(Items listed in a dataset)
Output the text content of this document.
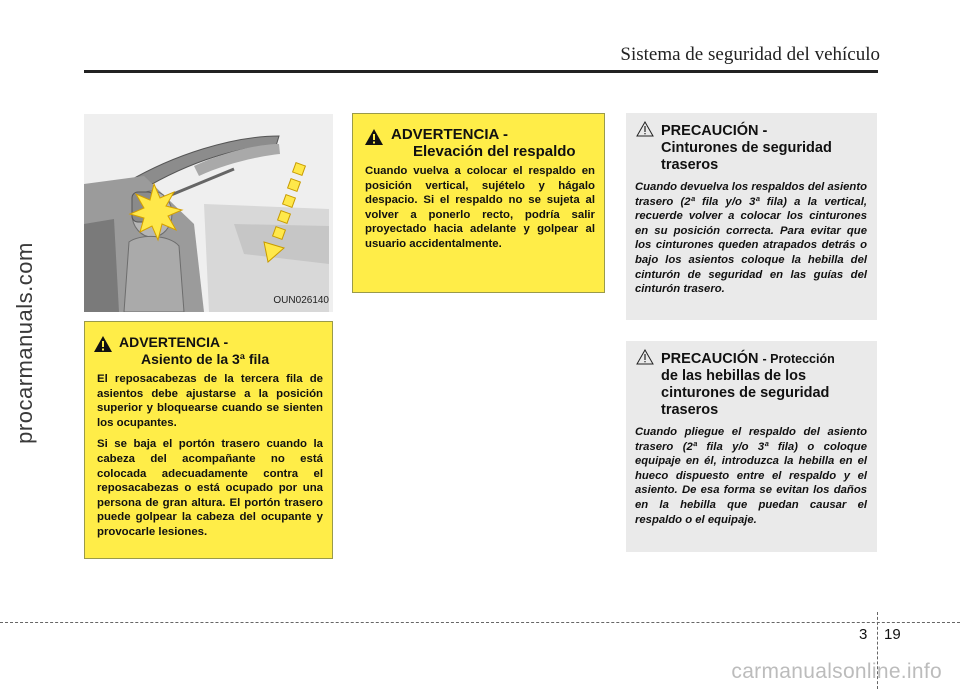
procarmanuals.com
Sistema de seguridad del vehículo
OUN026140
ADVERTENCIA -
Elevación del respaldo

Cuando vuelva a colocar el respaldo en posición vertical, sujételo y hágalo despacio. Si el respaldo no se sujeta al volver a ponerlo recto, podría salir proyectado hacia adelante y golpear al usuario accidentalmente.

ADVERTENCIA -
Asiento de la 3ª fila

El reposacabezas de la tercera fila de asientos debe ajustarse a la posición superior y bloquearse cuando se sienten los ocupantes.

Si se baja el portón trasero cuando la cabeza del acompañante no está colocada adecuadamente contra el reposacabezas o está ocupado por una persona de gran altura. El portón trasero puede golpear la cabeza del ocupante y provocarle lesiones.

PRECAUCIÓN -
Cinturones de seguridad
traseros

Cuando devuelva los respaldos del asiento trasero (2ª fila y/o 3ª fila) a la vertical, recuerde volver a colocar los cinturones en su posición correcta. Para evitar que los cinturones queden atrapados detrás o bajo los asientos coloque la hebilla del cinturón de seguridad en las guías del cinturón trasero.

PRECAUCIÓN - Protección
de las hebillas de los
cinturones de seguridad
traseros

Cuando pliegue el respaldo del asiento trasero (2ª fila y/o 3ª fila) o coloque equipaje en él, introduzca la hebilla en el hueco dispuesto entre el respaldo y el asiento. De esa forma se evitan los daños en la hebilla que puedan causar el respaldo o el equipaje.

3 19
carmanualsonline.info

==

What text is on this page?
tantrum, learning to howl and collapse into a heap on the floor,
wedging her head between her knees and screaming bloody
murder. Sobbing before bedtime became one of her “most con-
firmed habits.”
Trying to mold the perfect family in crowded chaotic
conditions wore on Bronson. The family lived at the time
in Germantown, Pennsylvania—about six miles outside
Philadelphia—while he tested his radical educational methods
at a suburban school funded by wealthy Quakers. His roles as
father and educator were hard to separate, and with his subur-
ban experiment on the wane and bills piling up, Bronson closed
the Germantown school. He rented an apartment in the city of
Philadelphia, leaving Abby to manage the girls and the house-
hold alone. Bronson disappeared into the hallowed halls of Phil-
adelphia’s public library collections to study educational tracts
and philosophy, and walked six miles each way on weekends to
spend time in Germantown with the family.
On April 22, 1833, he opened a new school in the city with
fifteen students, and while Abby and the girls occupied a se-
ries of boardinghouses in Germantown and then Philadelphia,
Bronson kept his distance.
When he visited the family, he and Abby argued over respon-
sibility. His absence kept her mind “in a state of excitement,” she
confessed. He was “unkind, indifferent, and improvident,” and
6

**WRITTEN PROBLEM**
Track down every line holding the string "this" and copy it.

**RESPONSE**
Output the text content of this document.
What text is on this page?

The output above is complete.